— begin Stored records —

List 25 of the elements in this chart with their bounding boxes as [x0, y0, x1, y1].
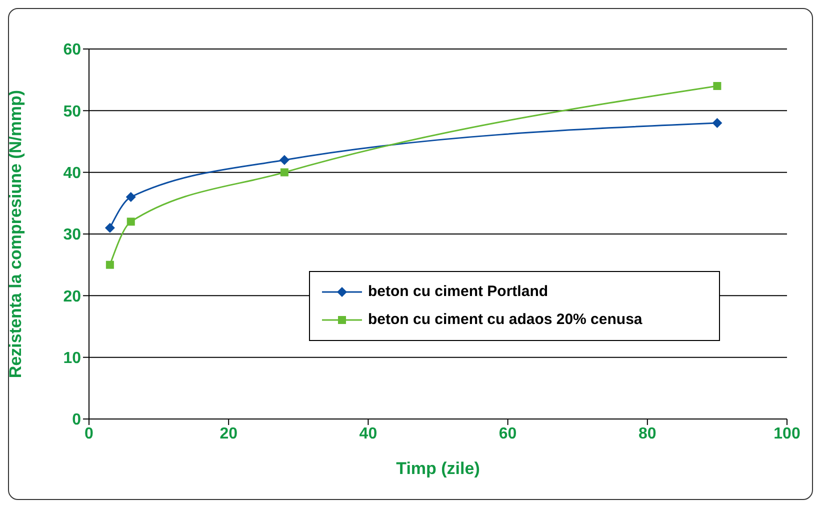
y-tick-label: 0 [72, 412, 82, 429]
point [126, 218, 135, 226]
y-tick-label: 30 [63, 226, 82, 244]
x-tick-label: 60 [498, 425, 517, 442]
legend-label: beton cu ciment cu adaos 20% cenusa [368, 310, 642, 330]
point [106, 260, 114, 269]
point [712, 118, 722, 128]
y-tick-label: 40 [63, 165, 82, 182]
point [104, 222, 115, 233]
point [279, 155, 290, 165]
y-tick-label: 10 [63, 350, 82, 368]
x-axis-title: Timp (zile) [396, 459, 480, 478]
x-tick-label: 80 [638, 425, 656, 442]
x-tick-label: 20 [220, 425, 238, 442]
y-axis-title: Rezistenta la compresiune (N/mmp) [6, 90, 25, 378]
y-tick-label: 20 [63, 288, 82, 306]
x-tick-label: 100 [774, 425, 800, 442]
point [280, 168, 288, 176]
y-tick-label: 50 [63, 103, 82, 120]
x-tick-label: 40 [359, 425, 378, 442]
point [713, 82, 722, 90]
y-tick-label: 60 [63, 42, 82, 59]
legend-label: beton cu ciment Portland [368, 282, 548, 302]
point [126, 192, 136, 202]
x-tick-label: 0 [84, 425, 94, 442]
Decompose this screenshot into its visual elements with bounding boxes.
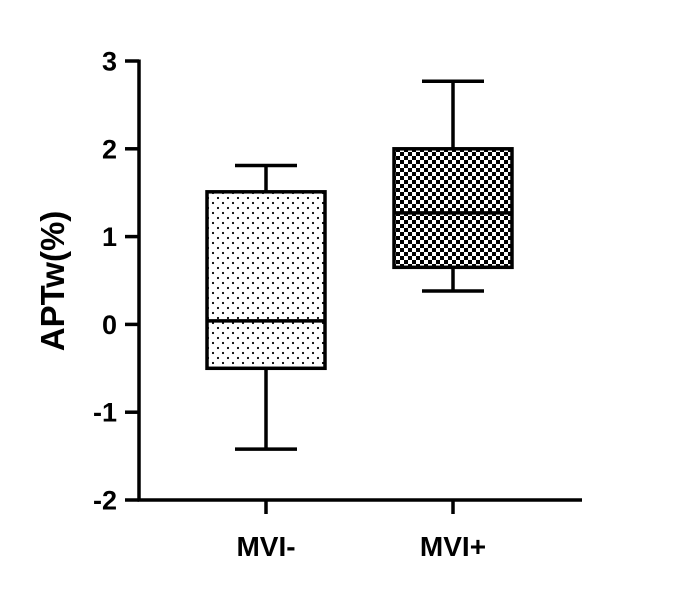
boxes [205,79,514,451]
box-MVI- [205,163,327,451]
iqr-box [392,147,514,270]
x-axis: MVI- MVI+ [137,498,582,562]
iqr-box [205,190,327,371]
y-tick-label: 2 [102,134,117,164]
y-tick-label: 3 [102,47,117,77]
y-tick-label: 0 [102,310,117,340]
y-axis-label: APTw(%) [34,211,71,352]
y-tick-label: -1 [93,398,117,428]
x-category-label: MVI- [236,531,295,562]
y-tick-label: -2 [93,486,117,516]
x-category-label: MVI+ [420,531,486,562]
box-MVI+ [392,79,514,293]
y-tick-label: 1 [102,222,117,252]
y-axis: -2 -1 0 1 2 3 [93,47,141,516]
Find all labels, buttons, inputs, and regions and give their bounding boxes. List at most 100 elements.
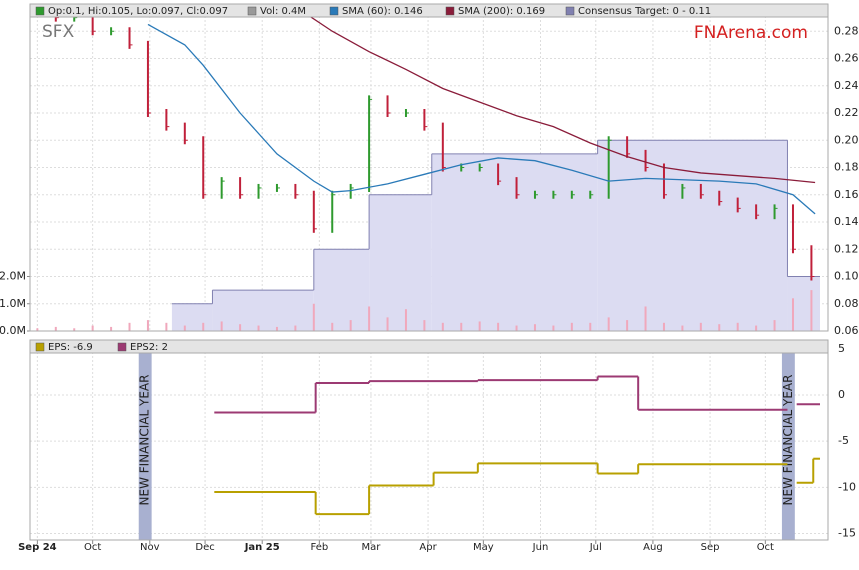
volume-bar xyxy=(73,328,76,331)
x-tick-label: Mar xyxy=(362,542,382,553)
volume-bar xyxy=(533,324,536,331)
sma-line xyxy=(295,6,816,184)
fy-band xyxy=(138,340,152,540)
volume-bar xyxy=(128,322,131,331)
volume-bar xyxy=(91,325,94,331)
y-tick-label: 0.26 xyxy=(834,52,859,65)
volume-bar xyxy=(312,303,315,331)
legend-label: SMA (200): 0.169 xyxy=(458,6,545,17)
x-tick-label: Aug xyxy=(643,542,663,553)
x-tick-label: Jul xyxy=(589,542,602,553)
legend-swatch xyxy=(565,6,575,16)
y-tick-label: 0.08 xyxy=(834,297,859,310)
volume-bar xyxy=(791,298,794,331)
consensus-step xyxy=(597,140,788,331)
consensus-step xyxy=(369,194,432,331)
volume-bar xyxy=(718,324,721,331)
volume-bar xyxy=(736,322,739,331)
volume-bar xyxy=(202,322,205,331)
brand: FNArena.com xyxy=(694,23,808,43)
legend-swatch xyxy=(329,6,339,16)
volume-bar xyxy=(681,325,684,331)
x-tick-label: May xyxy=(473,542,494,553)
x-tick-label: Sep xyxy=(701,542,720,553)
legend-swatch xyxy=(117,342,127,352)
consensus-step xyxy=(313,249,370,331)
volume-bar xyxy=(165,322,168,331)
y-tick-label: 0.22 xyxy=(834,106,859,119)
sma-line xyxy=(147,23,816,215)
consensus-step xyxy=(431,153,598,331)
volume-bar xyxy=(146,320,149,331)
y-tick-label: 0.20 xyxy=(834,133,859,146)
x-tick-label: Sep 24 xyxy=(18,542,57,553)
legend-swatch xyxy=(445,6,455,16)
y-tick-label: 0 xyxy=(838,388,845,401)
y-tick-label: 0.16 xyxy=(834,188,859,201)
x-tick-label: Oct xyxy=(757,542,774,553)
volume-bar xyxy=(386,317,389,331)
volume-bar xyxy=(294,325,297,331)
legend-bar xyxy=(29,3,829,18)
volume-bar xyxy=(239,324,242,331)
y-tick-label: 0.28 xyxy=(834,24,859,37)
y2-tick-label: 0.0M xyxy=(0,324,26,337)
volume-bar xyxy=(36,328,39,331)
y2-tick-label: 1.0M xyxy=(0,297,26,310)
volume-bar xyxy=(570,322,573,331)
volume-bar xyxy=(810,290,813,331)
legend-label: Op:0.1, Hi:0.105, Lo:0.097, Cl:0.097 xyxy=(48,6,228,17)
fy-label: NEW FINANCIAL YEAR xyxy=(781,375,795,506)
y-tick-label: 5 xyxy=(838,342,845,355)
y-tick-label: 0.12 xyxy=(834,242,859,255)
fy-label: NEW FINANCIAL YEAR xyxy=(138,375,152,506)
volume-bar xyxy=(773,320,776,331)
x-tick-label: Feb xyxy=(310,542,328,553)
legend-label: EPS2: 2 xyxy=(130,342,168,353)
ticker-title: SFX xyxy=(42,22,75,42)
volume-bar xyxy=(220,321,223,331)
frame xyxy=(29,339,829,541)
volume-bar xyxy=(404,309,407,331)
volume-bar xyxy=(110,326,113,331)
legend-swatch xyxy=(247,6,257,16)
legend-label: Consensus Target: 0 - 0.11 xyxy=(578,6,711,17)
volume-bar xyxy=(423,320,426,331)
y-tick-label: -15 xyxy=(838,527,856,540)
legend-swatch xyxy=(35,342,45,352)
volume-bar xyxy=(275,326,278,331)
volume-bar xyxy=(368,306,371,331)
consensus-step xyxy=(212,290,314,331)
volume-bar xyxy=(257,325,260,331)
x-tick-label: Jun xyxy=(532,542,549,553)
legend-swatch xyxy=(35,6,45,16)
volume-bar xyxy=(497,322,500,331)
volume-bar xyxy=(460,322,463,331)
y-tick-label: -5 xyxy=(838,434,849,447)
volume-bar xyxy=(441,322,444,331)
volume-bar xyxy=(552,325,555,331)
volume-bar xyxy=(331,322,334,331)
x-tick-label: Dec xyxy=(195,542,214,553)
y-tick-label: 0.24 xyxy=(834,79,859,92)
y-tick-label: 0.10 xyxy=(834,270,859,283)
y-tick-label: -10 xyxy=(838,480,856,493)
consensus-step xyxy=(171,303,213,331)
volume-bar xyxy=(515,325,518,331)
x-tick-label: Jan 25 xyxy=(244,542,280,553)
y-tick-label: 0.06 xyxy=(834,324,859,337)
plot-area xyxy=(29,339,829,541)
y-tick-label: 0.18 xyxy=(834,161,859,174)
volume-bar xyxy=(607,317,610,331)
volume-bar xyxy=(589,322,592,331)
volume-bar xyxy=(699,322,702,331)
y2-tick-label: 2.0M xyxy=(0,270,26,283)
volume-bar xyxy=(183,325,186,331)
volume-bar xyxy=(755,325,758,331)
volume-bar xyxy=(626,320,629,331)
volume-bar xyxy=(478,321,481,331)
legend-label: Vol: 0.4M xyxy=(260,6,306,17)
fy-band xyxy=(781,340,795,540)
x-tick-label: Apr xyxy=(419,542,437,553)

— end Stored records —

_What is required_
How many lines in the data above contain the string "elements"? Case matters, so give only the number.

_The completed task_
3